» **Task**: Copy every line from the data below in which the string "parenté" can be found.

» **Data in this exercise**:
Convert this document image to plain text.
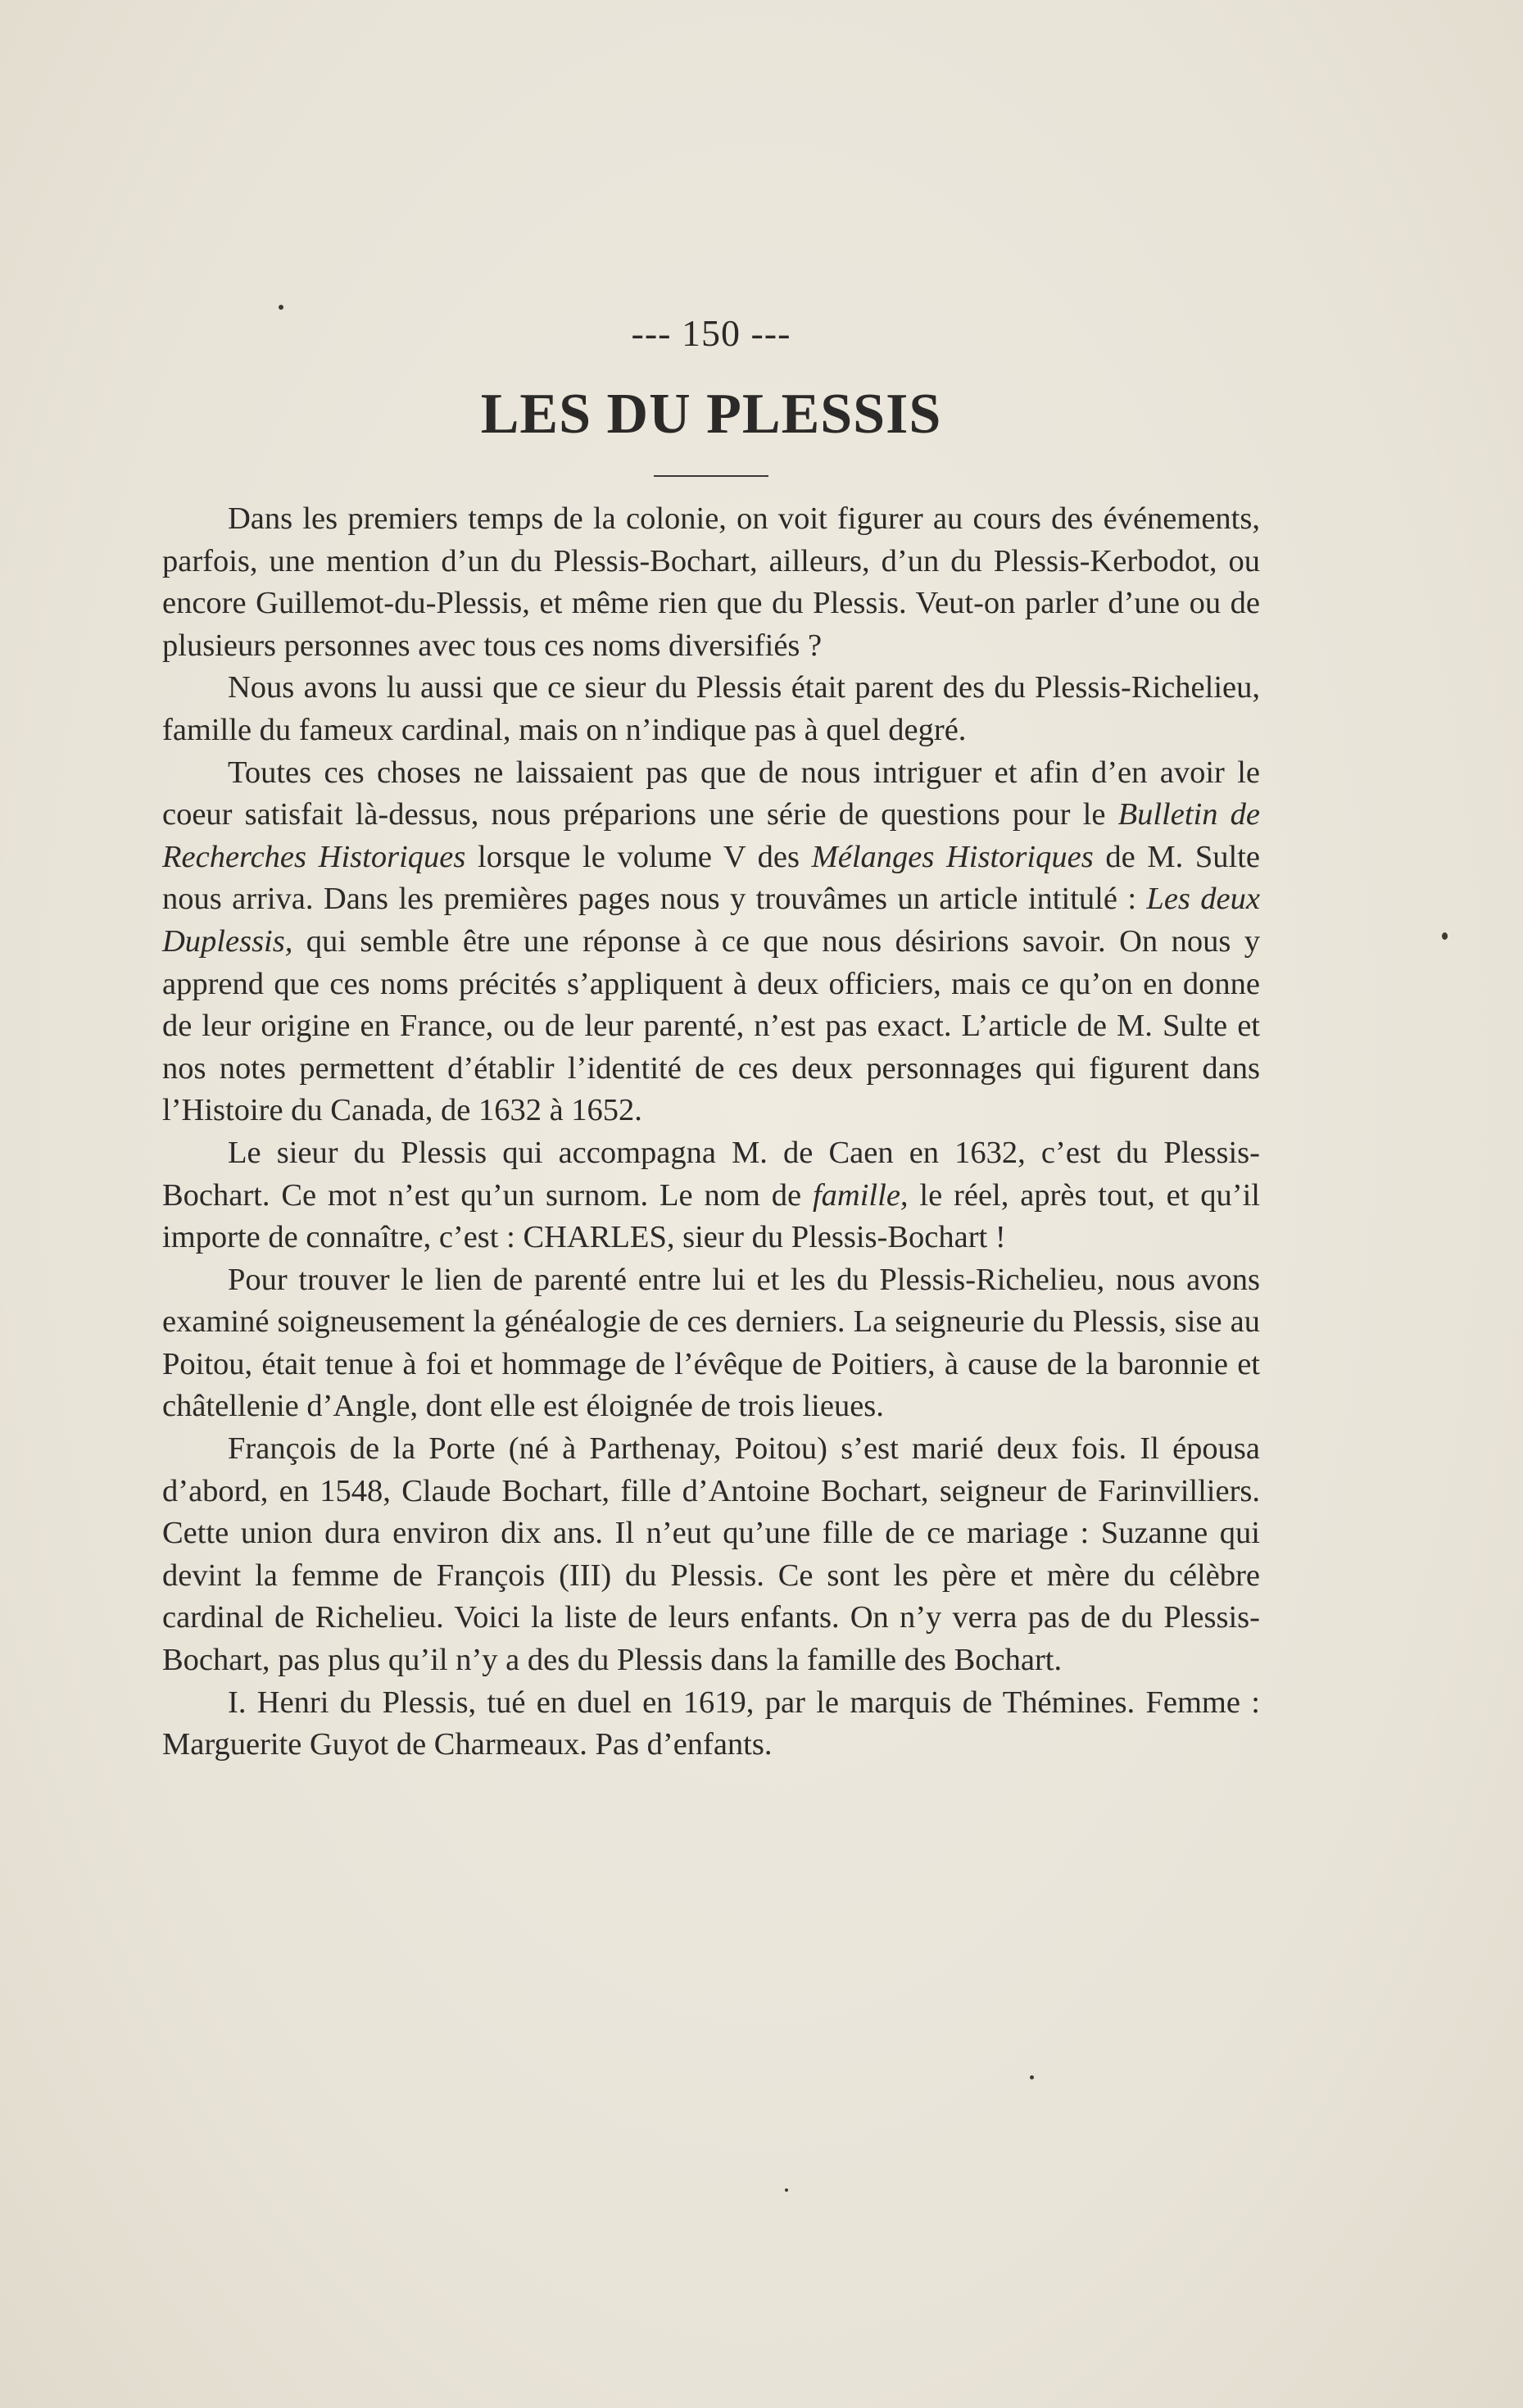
--- 150 ---
LES DU PLESSIS

Dans les premiers temps de la colonie, on voit figurer au cours des événements, parfois, une mention d’un du Plessis-Bochart, ailleurs, d’un du Plessis-Kerbodot, ou encore Guillemot-du-Plessis, et même rien que du Plessis. Veut-on parler d’une ou de plusieurs personnes avec tous ces noms diversifiés ?

Nous avons lu aussi que ce sieur du Plessis était parent des du Plessis-Richelieu, famille du fameux cardinal, mais on n’indique pas à quel degré.

Toutes ces choses ne laissaient pas que de nous intriguer et afin d’en avoir le coeur satisfait là-dessus, nous préparions une série de questions pour le Bulletin de Recherches Historiques lorsque le volume V des Mélanges Historiques de M. Sulte nous arriva. Dans les premières pages nous y trouvâmes un article intitulé : Les deux Duplessis, qui semble être une réponse à ce que nous désirions savoir. On nous y apprend que ces noms précités s’appliquent à deux officiers, mais ce qu’on en donne de leur origine en France, ou de leur parenté, n’est pas exact. L’article de M. Sulte et nos notes permettent d’établir l’identité de ces deux personnages qui figurent dans l’Histoire du Canada, de 1632 à 1652.

Le sieur du Plessis qui accompagna M. de Caen en 1632, c’est du Plessis-Bochart. Ce mot n’est qu’un surnom. Le nom de famille, le réel, après tout, et qu’il importe de connaître, c’est : CHARLES, sieur du Plessis-Bochart !

Pour trouver le lien de parenté entre lui et les du Plessis-Richelieu, nous avons examiné soigneusement la généalogie de ces derniers. La seigneurie du Plessis, sise au Poitou, était tenue à foi et hommage de l’évêque de Poitiers, à cause de la baronnie et châtellenie d’Angle, dont elle est éloignée de trois lieues.

François de la Porte (né à Parthenay, Poitou) s’est marié deux fois. Il épousa d’abord, en 1548, Claude Bochart, fille d’Antoine Bochart, seigneur de Farinvilliers. Cette union dura environ dix ans. Il n’eut qu’une fille de ce mariage : Suzanne qui devint la femme de François (III) du Plessis. Ce sont les père et mère du célèbre cardinal de Richelieu. Voici la liste de leurs enfants. On n’y verra pas de du Plessis-Bochart, pas plus qu’il n’y a des du Plessis dans la famille des Bochart.

I. Henri du Plessis, tué en duel en 1619, par le marquis de Thémines. Femme : Marguerite Guyot de Charmeaux. Pas d’enfants.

» **Reply**:
Toutes ces choses ne laissaient pas que de nous intriguer et afin d’en avoir le coeur satisfait là-dessus, nous préparions une série de questions pour le Bulletin de Recherches Historiques lorsque le volume V des Mélanges Historiques de M. Sulte nous arriva. Dans les premières pages nous y trouvâmes un article intitulé : Les deux Duplessis, qui semble être une réponse à ce que nous désirions savoir. On nous y apprend que ces noms précités s’appliquent à deux officiers, mais ce qu’on en donne de leur origine en France, ou de leur parenté, n’est pas exact. L’article de M. Sulte et nos notes permettent d’établir l’identité de ces deux personnages qui figurent dans l’Histoire du Canada, de 1632 à 1652.
Pour trouver le lien de parenté entre lui et les du Plessis-Richelieu, nous avons examiné soigneusement la généalogie de ces derniers. La seigneurie du Plessis, sise au Poitou, était tenue à foi et hommage de l’évêque de Poitiers, à cause de la baronnie et châtellenie d’Angle, dont elle est éloignée de trois lieues.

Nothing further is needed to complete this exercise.